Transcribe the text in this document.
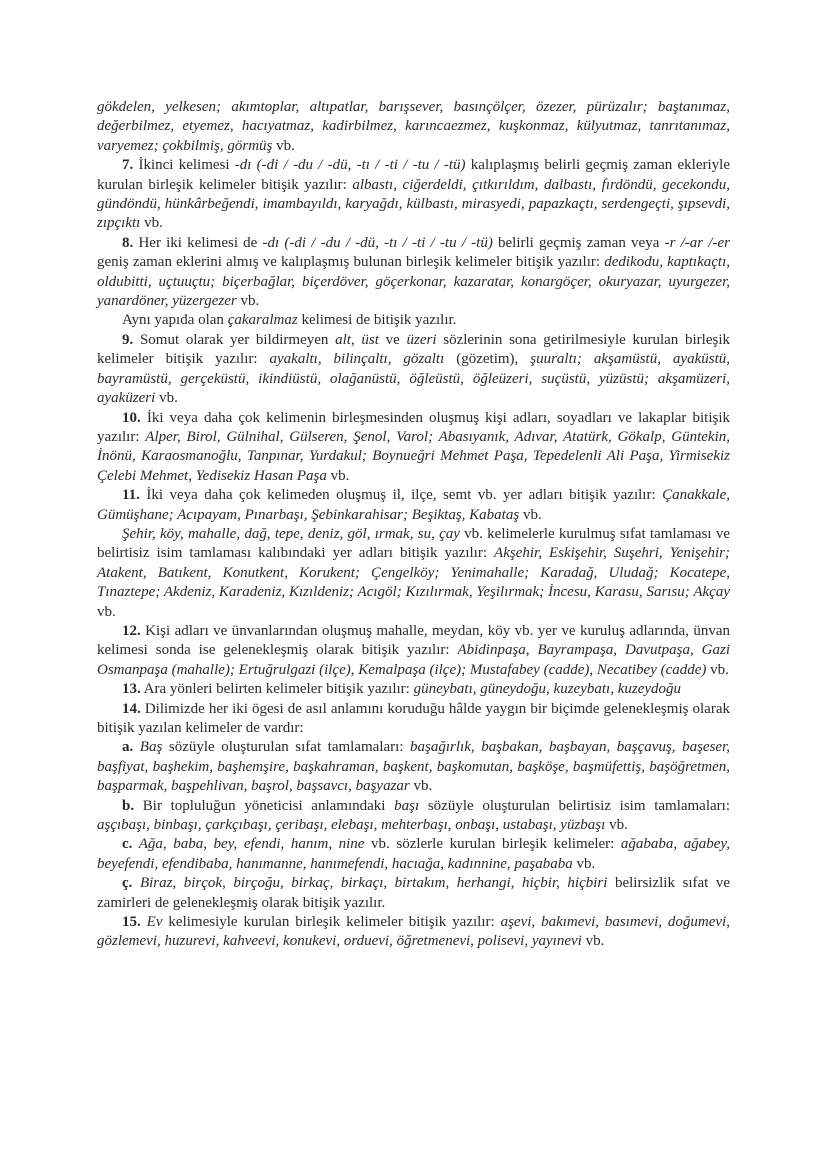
gökdelen, yelkesen; akımtoplar, altıpatlar, barışsever, basınçölçer, özezer, pürüzalır; baştanımaz, değerbilmez, etyemez, hacıyatmaz, kadirbilmez, karıncaezmez, kuşkonmaz, külyutmaz, tanrıtanımaz, varyemez; çokbilmiş, görmüş vb.

7. İkinci kelimesi -dı (-di / -du / -dü, -tı / -ti / -tu / -tü) kalıplaşmış belirli geçmiş zaman ekleriyle kurulan birleşik kelimeler bitişik yazılır: albastı, ciğerdeldi, çıtkırıldım, dalbastı, fırdöndü, gecekondu, gündöndü, hünkârbeğendi, imambayıldı, karyağdı, külbastı, mirasyedi, papazkaçtı, serdengeçti, şıpsevdi, zıpçıktı vb.

8. Her iki kelimesi de -dı (-di / -du / -dü, -tı / -ti / -tu / -tü) belirli geçmiş zaman veya -r /-ar /-er geniş zaman eklerini almış ve kalıplaşmış bulunan birleşik kelimeler bitişik yazılır: dedikodu, kaptıkaçtı, oldubitti, uçtuuçtu; biçerbağlar, biçerdöver, göçerkonar, kazaratar, konargöçer, okuryazar, uyurgezer, yanardöner, yüzergezer vb.

Aynı yapıda olan çakaralmaz kelimesi de bitişik yazılır.

9. Somut olarak yer bildirmeyen alt, üst ve üzeri sözlerinin sona getirilmesiyle kurulan birleşik kelimeler bitişik yazılır: ayakaltı, bilinçaltı, gözaltı (gözetim), şuuraltı; akşamüstü, ayaküstü, bayramüstü, gerçeküstü, ikindiüstü, olağanüstü, öğleüstü, öğleüzeri, suçüstü, yüzüstü; akşamüzeri, ayaküzeri vb.

10. İki veya daha çok kelimenin birleşmesinden oluşmuş kişi adları, soyadları ve lakaplar bitişik yazılır: Alper, Birol, Gülnihal, Gülseren, Şenol, Varol; Abasıyanık, Adıvar, Atatürk, Gökalp, Güntekin, İnönü, Karaosmanoğlu, Tanpınar, Yurdakul; Boynueğri Mehmet Paşa, Tepedelenli Ali Paşa, Yirmisekiz Çelebi Mehmet, Yedisekiz Hasan Paşa vb.

11. İki veya daha çok kelimeden oluşmuş il, ilçe, semt vb. yer adları bitişik yazılır: Çanakkale, Gümüşhane; Acıpayam, Pınarbaşı, Şebinkarahisar; Beşiktaş, Kabataş vb.

Şehir, köy, mahalle, dağ, tepe, deniz, göl, ırmak, su, çay vb. kelimelerle kurulmuş sıfat tamlaması ve belirtisiz isim tamlaması kalıbındaki yer adları bitişik yazılır: Akşehir, Eskişehir, Suşehri, Yenişehir; Atakent, Batıkent, Konutkent, Korukent; Çengelköy; Yenimahalle; Karadağ, Uludağ; Kocatepe, Tınaztepe; Akdeniz, Karadeniz, Kızıldeniz; Acıgöl; Kızılırmak, Yeşilırmak; İncesu, Karasu, Sarısu; Akçay vb.

12. Kişi adları ve ünvanlarından oluşmuş mahalle, meydan, köy vb. yer ve kuruluş adlarında, ünvan kelimesi sonda ise gelenekleşmiş olarak bitişik yazılır: Abidinpaşa, Bayrampaşa, Davutpaşa, Gazi Osmanpaşa (mahalle); Ertuğrulgazi (ilçe), Kemalpaşa (ilçe); Mustafabey (cadde), Necatibey (cadde) vb.

13. Ara yönleri belirten kelimeler bitişik yazılır: güneybatı, güneydoğu, kuzeybatı, kuzeydoğu

14. Dilimizde her iki ögesi de asıl anlamını koruduğu hâlde yaygın bir biçimde gelenekleşmiş olarak bitişik yazılan kelimeler de vardır:

a. Baş sözüyle oluşturulan sıfat tamlamaları: başağırlık, başbakan, başbayan, başçavuş, başeser, başfiyat, başhekim, başhemşire, başkahraman, başkent, başkomutan, başköşe, başmüfettiş, başöğretmen, başparmak, başpehlivan, başrol, başsavcı, başyazar vb.

b. Bir topluluğun yöneticisi anlamındaki başı sözüyle oluşturulan belirtisiz isim tamlamaları: aşçıbaşı, binbaşı, çarkçıbaşı, çeribaşı, elebaşı, mehterbaşı, onbaşı, ustabaşı, yüzbaşı vb.

c. Ağa, baba, bey, efendi, hanım, nine vb. sözlerle kurulan birleşik kelimeler: ağababa, ağabey, beyefendi, efendibaba, hanımanne, hanımefendi, hacıağa, kadınnine, paşababa vb.

ç. Biraz, birçok, birçoğu, birkaç, birkaçı, birtakım, herhangi, hiçbir, hiçbiri belirsizlik sıfat ve zamirleri de gelenekleşmiş olarak bitişik yazılır.

15. Ev kelimesiyle kurulan birleşik kelimeler bitişik yazılır: aşevi, bakımevi, basımevi, doğumevi, gözlemevi, huzurevi, kahveevi, konukevi, orduevi, öğretmenevi, polisevi, yayınevi vb.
=======
## [Written task]
Above are the records; reproduce them exactly and leave out the pictures.

## [Exercise result]
Transcribe the text in this document.
gökdelen, yelkesen; akımtoplar, altıpatlar, barışsever, basınçölçer, özezer, pürüzalır; baştanımaz, değerbilmez, etyemez, hacıyatmaz, kadirbilmez, karıncaezmez, kuşkonmaz, külyutmaz, tanrıtanımaz, varyemez; çokbilmiş, görmüş vb.

7. İkinci kelimesi -dı (-di / -du / -dü, -tı / -ti / -tu / -tü) kalıplaşmış belirli geçmiş zaman ekleriyle kurulan birleşik kelimeler bitişik yazılır: albastı, ciğerdeldi, çıtkırıldım, dalbastı, fırdöndü, gecekondu, gündöndü, hünkârbeğendi, imambayıldı, karyağdı, külbastı, mirasyedi, papazkaçtı, serdengeçti, şıpsevdi, zıpçıktı vb.

8. Her iki kelimesi de -dı (-di / -du / -dü, -tı / -ti / -tu / -tü) belirli geçmiş zaman veya -r /-ar /-er geniş zaman eklerini almış ve kalıplaşmış bulunan birleşik kelimeler bitişik yazılır: dedikodu, kaptıkaçtı, oldubitti, uçtuuçtu; biçerbağlar, biçerdöver, göçerkonar, kazaratar, konargöçer, okuryazar, uyurgezer, yanardöner, yüzergezer vb.

Aynı yapıda olan çakaralmaz kelimesi de bitişik yazılır.

9. Somut olarak yer bildirmeyen alt, üst ve üzeri sözlerinin sona getirilmesiyle kurulan birleşik kelimeler bitişik yazılır: ayakaltı, bilinçaltı, gözaltı (gözetim), şuuraltı; akşamüstü, ayaküstü, bayramüstü, gerçeküstü, ikindiüstü, olağanüstü, öğleüstü, öğleüzeri, suçüstü, yüzüstü; akşamüzeri, ayaküzeri vb.

10. İki veya daha çok kelimenin birleşmesinden oluşmuş kişi adları, soyadları ve lakaplar bitişik yazılır: Alper, Birol, Gülnihal, Gülseren, Şenol, Varol; Abasıyanık, Adıvar, Atatürk, Gökalp, Güntekin, İnönü, Karaosmanoğlu, Tanpınar, Yurdakul; Boynueğri Mehmet Paşa, Tepedelenli Ali Paşa, Yirmisekiz Çelebi Mehmet, Yedisekiz Hasan Paşa vb.

11. İki veya daha çok kelimeden oluşmuş il, ilçe, semt vb. yer adları bitişik yazılır: Çanakkale, Gümüşhane; Acıpayam, Pınarbaşı, Şebinkarahisar; Beşiktaş, Kabataş vb.

Şehir, köy, mahalle, dağ, tepe, deniz, göl, ırmak, su, çay vb. kelimelerle kurulmuş sıfat tamlaması ve belirtisiz isim tamlaması kalıbındaki yer adları bitişik yazılır: Akşehir, Eskişehir, Suşehri, Yenişehir; Atakent, Batıkent, Konutkent, Korukent; Çengelköy; Yenimahalle; Karadağ, Uludağ; Kocatepe, Tınaztepe; Akdeniz, Karadeniz, Kızıldeniz; Acıgöl; Kızılırmak, Yeşilırmak; İncesu, Karasu, Sarısu; Akçay vb.

12. Kişi adları ve ünvanlarından oluşmuş mahalle, meydan, köy vb. yer ve kuruluş adlarında, ünvan kelimesi sonda ise gelenekleşmiş olarak bitişik yazılır: Abidinpaşa, Bayrampaşa, Davutpaşa, Gazi Osmanpaşa (mahalle); Ertuğrulgazi (ilçe), Kemalpaşa (ilçe); Mustafabey (cadde), Necatibey (cadde) vb.

13. Ara yönleri belirten kelimeler bitişik yazılır: güneybatı, güneydoğu, kuzeybatı, kuzeydoğu

14. Dilimizde her iki ögesi de asıl anlamını koruduğu hâlde yaygın bir biçimde gelenekleşmiş olarak bitişik yazılan kelimeler de vardır:

a. Baş sözüyle oluşturulan sıfat tamlamaları: başağırlık, başbakan, başbayan, başçavuş, başeser, başfiyat, başhekim, başhemşire, başkahraman, başkent, başkomutan, başköşe, başmüfettiş, başöğretmen, başparmak, başpehlivan, başrol, başsavcı, başyazar vb.

b. Bir topluluğun yöneticisi anlamındaki başı sözüyle oluşturulan belirtisiz isim tamlamaları: aşçıbaşı, binbaşı, çarkçıbaşı, çeribaşı, elebaşı, mehterbaşı, onbaşı, ustabaşı, yüzbaşı vb.

c. Ağa, baba, bey, efendi, hanım, nine vb. sözlerle kurulan birleşik kelimeler: ağababa, ağabey, beyefendi, efendibaba, hanımanne, hanımefendi, hacıağa, kadınnine, paşababa vb.

ç. Biraz, birçok, birçoğu, birkaç, birkaçı, birtakım, herhangi, hiçbir, hiçbiri belirsizlik sıfat ve zamirleri de gelenekleşmiş olarak bitişik yazılır.

15. Ev kelimesiyle kurulan birleşik kelimeler bitişik yazılır: aşevi, bakımevi, basımevi, doğumevi, gözlemevi, huzurevi, kahveevi, konukevi, orduevi, öğretmenevi, polisevi, yayınevi vb.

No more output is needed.